*Work instructions*.
(a) Answer these questions using the cyber risk interview:
(i) What do most organisations still focus on?
(ii) Which three categories dominate cyber losses, according to the incident response cases and claims experience?
(iii) According to one report, what share of ransomware incidents in 2024 originated from compromised perimeter security appliances?
(b) Print the cyber risk interview word for word from "Based on our" to "highly sophisticated attack?".

*Text extract*.
= = = = =
Gartner has repeatedly highlighted cyber risk as a top enterprise risk and has predicted that by 2025, a majority of cyber incidents will stem from human behaviour rather than technology failures. In the context of recent ransomware and data breach incidents impacting Indian businesses, what does this tell us about where organisations are still getting cyber risk management wrong?
Most organisations still focus on perimeter defenses, even though breaches often originate from trusted identities inside the network. Identity risk is routinely underestimated, access sprawl, over-privileged users, and inconsistent MFA enforcement across SaaS and email create easy entry points. Too often, cyber is treated as an IT control framework, rather than an enterprise-wide risk discipline that involves finance, HR, procurement, and senior leadership.
When we investigate ransomware or breach incidents, the failure is rarely a missing tool. It almost always comes down to either a compromised credential that should never have had that level of access, or a human decision that bypassed a process under time or business pressure. The real gap isn’t awareness, it’s governance and behavioral enforcement at scale.
From industry-wide claims trends and market data, what are the top three cyber incidents businesses in India are actually experiencing today, not what they fear, but what is happening most often on the ground?
Based on our incident response cases and claims experience, three categories dominate cyber losses, identity-led intrusions, ransomware, often starting from very basic initial access, and Business Email Compromise or payment fraud. What ties them together isn’t a lack of tools or awareness, it’s governance and behavioral enforcement at scale. Strong policies and technology matter, but without disciplined execution and oversight across the enterprise, these threats continue to drive the majority of claims.
In reported cyber insurance claims, how frequently is the trigger something basic like phishing, credential compromise, or poor access control rather than a highly sophisticated attack?
Email and social-engineering driven events are the dominant contributors to cyber claim volume. A recent cyber threat report highlighted that Business Email Compromise (BEC) and social engineering fraud accounted for nearly half of all cyber claims over the past five years. However, whenever there’s any ransomware making news headlines, the initial breach is often surprisingly basic. In fact, a report suggested that more than half of ransomware incidents in 2024 originated from compromised perimeter security appliances. This fact underscores the importance of strengthening the basics and not underestimating the entry points.There have been growing reports of AI-powered fraud, deepfake voice scams, and impersonation attacks targeting finance and HR teams. Are insurers already seeing claims linked to these newer threat vectors?
We have started seeing early signals in claims where the threats are evolving from voice-based impersonation, increasingly targeting finance leaders. AI-assisted phishing is making strategic attacking technique that seems to be more credible, and social engineering is now exploiting organizational workflows rather than just their technical systems.
= = = = =
*Entries*.
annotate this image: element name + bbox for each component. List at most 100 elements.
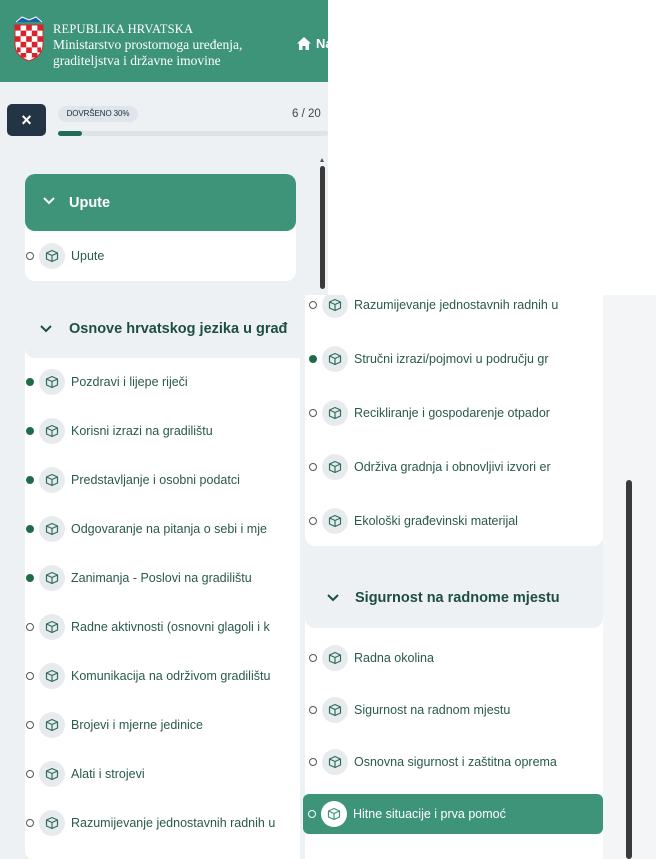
header-title-line3: graditeljstva i državne imovine	[53, 53, 221, 68]
lesson-label: Pozdravi i lijepe riječi	[71, 375, 188, 389]
lesson-item[interactable]: Razumijevanje jednostavnih radnih u	[26, 809, 316, 837]
lesson-item[interactable]: Pozdravi i lijepe riječi	[26, 368, 316, 396]
lesson-label: Brojevi i mjerne jedinice	[71, 718, 204, 732]
box-icon	[39, 369, 65, 395]
completed-dot	[26, 378, 34, 386]
lesson-label: Alati i strojevi	[71, 767, 145, 781]
lesson-item[interactable]: Komunikacija na održivom gradilištu	[26, 662, 316, 690]
status-dot	[309, 517, 317, 525]
completed-dot	[26, 476, 34, 484]
lesson-item[interactable]: Odgovaranje na pitanja o sebi i mje	[26, 515, 316, 543]
lesson-label: Odgovaranje na pitanja o sebi i mje	[71, 522, 267, 536]
status-dot	[309, 706, 317, 714]
status-dot	[308, 810, 316, 818]
status-dot	[26, 770, 34, 778]
coat-of-arms-icon	[14, 16, 44, 62]
box-icon	[39, 810, 65, 836]
status-dot	[309, 758, 317, 766]
completed-dot	[26, 525, 34, 533]
box-icon	[322, 645, 348, 671]
home-icon	[297, 37, 311, 50]
lesson-label: Korisni izrazi na gradilištu	[71, 424, 213, 438]
status-dot	[26, 721, 34, 729]
lesson-item[interactable]: Zanimanja - Poslovi na gradilištu	[26, 564, 316, 592]
section-header-upute[interactable]: Upute	[25, 174, 296, 231]
course-sidebar-scrolled: Sigurnost na radnome mjestu Razumijevanj…	[300, 295, 656, 859]
box-icon	[39, 565, 65, 591]
lesson-label: Radna okolina	[354, 651, 434, 665]
lesson-item[interactable]: Predstavljanje i osobni podatci	[26, 466, 316, 494]
box-icon	[322, 295, 348, 318]
box-icon	[39, 243, 65, 269]
chevron-down-icon	[40, 322, 52, 336]
box-icon	[39, 712, 65, 738]
status-dot	[309, 463, 317, 471]
section-header-sigurnost[interactable]: Sigurnost na radnome mjestu	[305, 568, 603, 628]
lesson-label: Ekološki građevinski materijal	[354, 514, 518, 528]
lesson-label: Održiva gradnja i obnovljivi izvori er	[354, 460, 551, 474]
scrollbar-thumb[interactable]	[626, 480, 632, 859]
section-title: Upute	[69, 195, 111, 211]
lesson-label: Komunikacija na održivom gradilištu	[71, 669, 271, 683]
lesson-label: Stručni izrazi/pojmovi u području gr	[354, 352, 549, 366]
lesson-label: Radne aktivnosti (osnovni glagoli i k	[71, 620, 270, 634]
box-icon	[322, 454, 348, 480]
home-label: Naslovnica	[316, 36, 328, 51]
lesson-item[interactable]: Ekološki građevinski materijal	[309, 507, 601, 535]
box-icon	[322, 346, 348, 372]
lesson-label: Upute	[71, 249, 105, 263]
lesson-label: Razumijevanje jednostavnih radnih u	[354, 298, 559, 312]
lesson-item[interactable]: Stručni izrazi/pojmovi u području gr	[309, 345, 601, 373]
site-header: REPUBLIKA HRVATSKA Ministarstvo prostorn…	[0, 0, 328, 82]
progress-track	[58, 131, 328, 136]
section-title: Osnove hrvatskog jezika u građ	[69, 321, 288, 337]
lesson-item[interactable]: Razumijevanje jednostavnih radnih u	[309, 295, 601, 319]
lesson-item[interactable]: Radna okolina	[309, 644, 601, 672]
completed-dot	[309, 355, 317, 363]
lesson-label: Zanimanja - Poslovi na gradilištu	[71, 571, 252, 585]
lesson-item[interactable]: Sigurnost na radnom mjestu	[309, 696, 601, 724]
box-icon	[39, 516, 65, 542]
box-icon	[39, 614, 65, 640]
box-icon	[321, 801, 347, 827]
status-dot	[26, 819, 34, 827]
course-sidebar: REPUBLIKA HRVATSKA Ministarstvo prostorn…	[0, 0, 328, 859]
lesson-label: Hitne situacije i prva pomoć	[353, 807, 506, 821]
box-icon	[39, 761, 65, 787]
box-icon	[322, 749, 348, 775]
lesson-item[interactable]: Održiva gradnja i obnovljivi izvori er	[309, 453, 601, 481]
lesson-item[interactable]: Alati i strojevi	[26, 760, 316, 788]
lesson-item[interactable]: Radne aktivnosti (osnovni glagoli i k	[26, 613, 316, 641]
scroll-up-arrow[interactable]	[320, 158, 324, 162]
progress-badge: DOVRŠENO 30%	[58, 106, 138, 122]
lesson-item[interactable]: Korisni izrazi na gradilištu	[26, 417, 316, 445]
lesson-item[interactable]: Brojevi i mjerne jedinice	[26, 711, 316, 739]
box-icon	[322, 508, 348, 534]
section-header-osnove[interactable]: Osnove hrvatskog jezika u građ	[25, 300, 321, 358]
home-link[interactable]: Naslovnica	[297, 36, 328, 51]
chevron-down-icon	[43, 194, 55, 208]
box-icon	[39, 467, 65, 493]
status-dot	[309, 409, 317, 417]
status-dot	[26, 623, 34, 631]
header-title-line2: Ministarstvo prostornoga uređenja,	[53, 37, 243, 52]
progress-fill	[58, 131, 82, 136]
lesson-item[interactable]: Osnovna sigurnost i zaštitna oprema	[309, 748, 601, 776]
header-title-line1: REPUBLIKA HRVATSKA	[53, 22, 194, 36]
box-icon	[39, 418, 65, 444]
lesson-item[interactable]: Recikliranje i gospodarenje otpador	[309, 399, 601, 427]
completed-dot	[26, 574, 34, 582]
status-dot	[26, 672, 34, 680]
status-dot	[309, 301, 317, 309]
lesson-label: Recikliranje i gospodarenje otpador	[354, 406, 550, 420]
lesson-label: Predstavljanje i osobni podatci	[71, 473, 240, 487]
box-icon	[322, 400, 348, 426]
lesson-item[interactable]: Hitne situacije i prva pomoć	[303, 794, 603, 834]
close-button[interactable]: ×	[7, 104, 46, 136]
section-title: Sigurnost na radnome mjestu	[355, 590, 560, 606]
lesson-item[interactable]: Upute	[26, 242, 296, 270]
scrollbar-thumb[interactable]	[320, 166, 325, 289]
status-dot	[26, 252, 34, 260]
box-icon	[322, 697, 348, 723]
completed-dot	[26, 427, 34, 435]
= = = = =
*Exercise results*.
(a)
(i) Perimeter defenses.
(ii) Identity-led intrusions; ransomware; and Business Email Compromise or payment fraud.
(iii) More than half.

(b)
Based on our incident response cases and claims experience, three categories dominate cyber losses, identity-led intrusions, ransomware, often starting from very basic initial access, and Business Email Compromise or payment fraud. What ties them together isn’t a lack of tools or awareness, it’s governance and behavioral enforcement at scale. Strong policies and technology matter, but without disciplined execution and oversight across the enterprise, these threats continue to drive the majority of claims.
In reported cyber insurance claims, how frequently is the trigger something basic like phishing, credential compromise, or poor access control rather than a highly sophisticated attack?